(Stored data)

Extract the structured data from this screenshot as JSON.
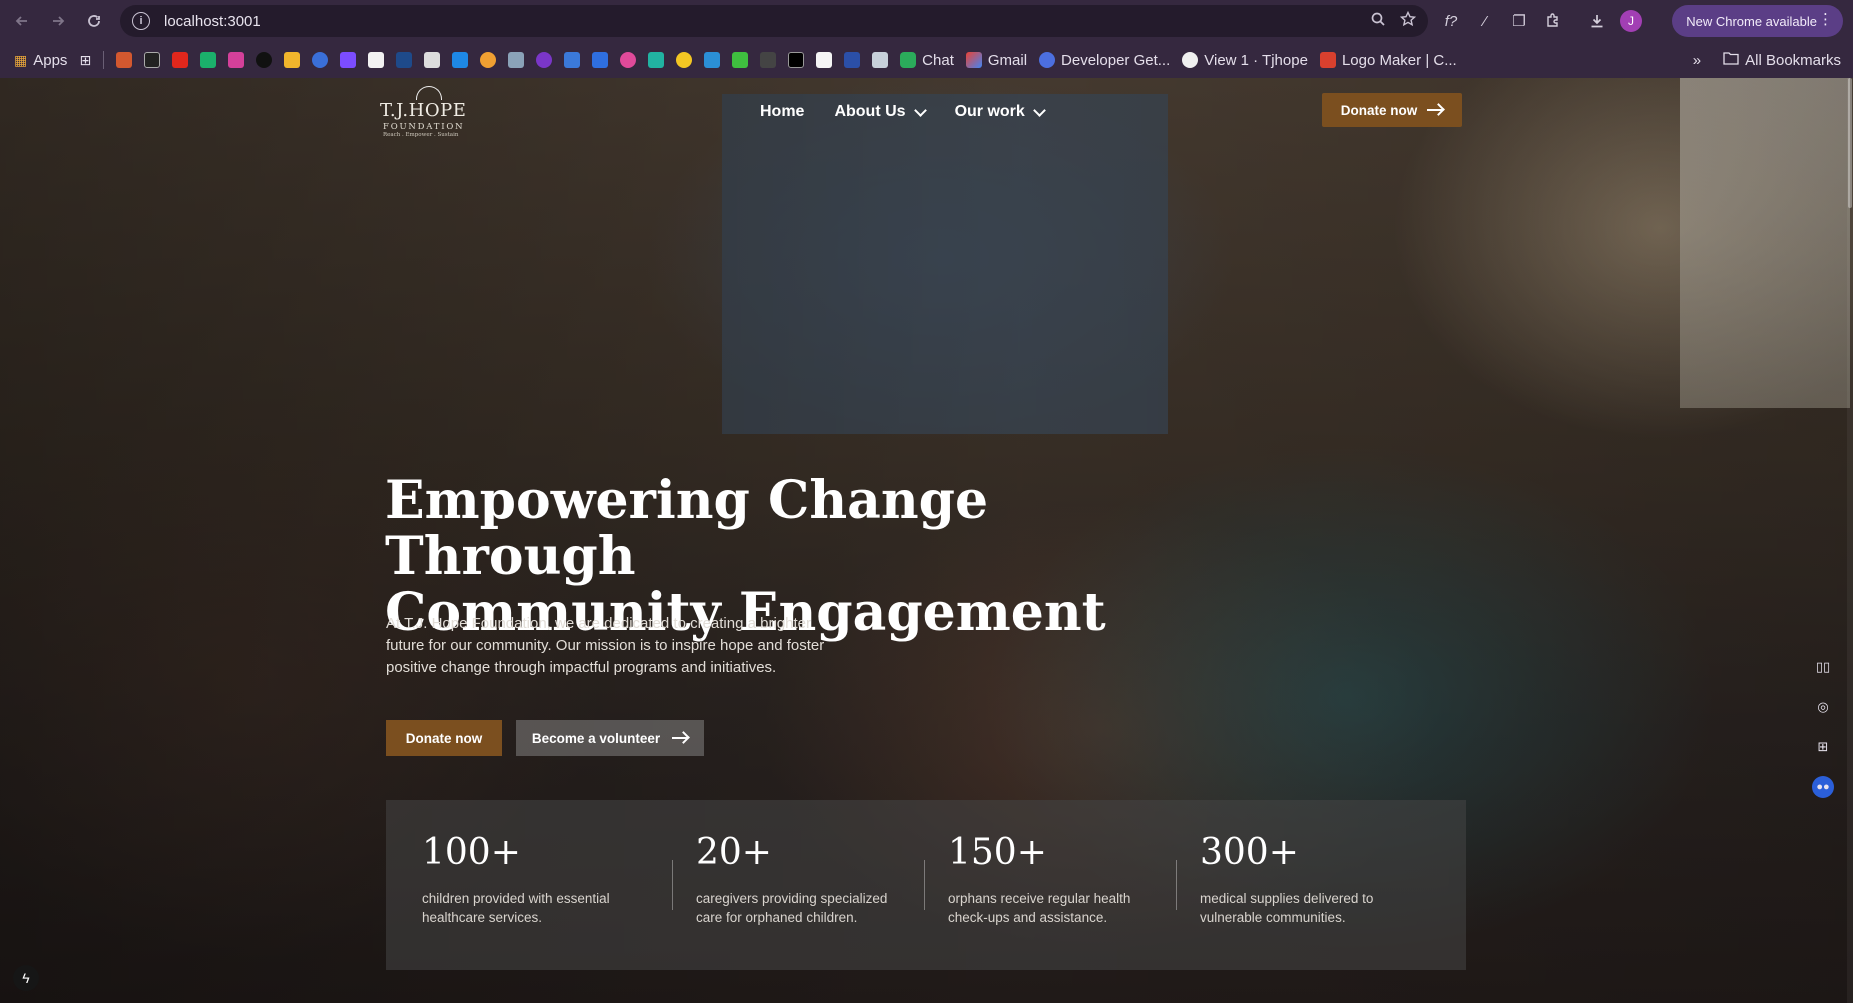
{
  "browser": {
    "url": "localhost:3001",
    "new_chrome_label": "New Chrome available",
    "profile_initial": "J",
    "bookmarks": {
      "apps_label": "Apps",
      "chat_label": "Chat",
      "gmail_label": "Gmail",
      "developer_label": "Developer Get...",
      "view_label": "View 1 · Tjhope",
      "logo_maker_label": "Logo Maker | C...",
      "all_bookmarks_label": "All Bookmarks"
    }
  },
  "site": {
    "logo": {
      "name": "T.J.HOPE",
      "sub": "FOUNDATION",
      "tagline": "Reach . Empower . Sustain"
    },
    "nav": {
      "home": "Home",
      "about": "About Us",
      "work": "Our work"
    },
    "header_cta": "Donate now"
  },
  "hero": {
    "title_line1": "Empowering Change Through",
    "title_line2": "Community Engagement",
    "description": "At T.J. Hope Foundation, we are dedicated to creating a brighter future for our community. Our mission is to inspire hope and foster positive change through impactful programs and initiatives.",
    "primary_cta": "Donate now",
    "secondary_cta": "Become a volunteer"
  },
  "stats": [
    {
      "value": "100+",
      "description": "children provided with essential healthcare services."
    },
    {
      "value": "20+",
      "description": "caregivers providing specialized care for orphaned children."
    },
    {
      "value": "150+",
      "description": "orphans receive regular health check-ups and assistance."
    },
    {
      "value": "300+",
      "description": "medical supplies delivered to vulnerable communities."
    }
  ],
  "colors": {
    "accent": "#7b4f1f",
    "chrome": "#35283f"
  }
}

- _Stated exercise_
Determine the number of lines in these entries that contain the word "value", and write only that number.

- _Worked solution_
4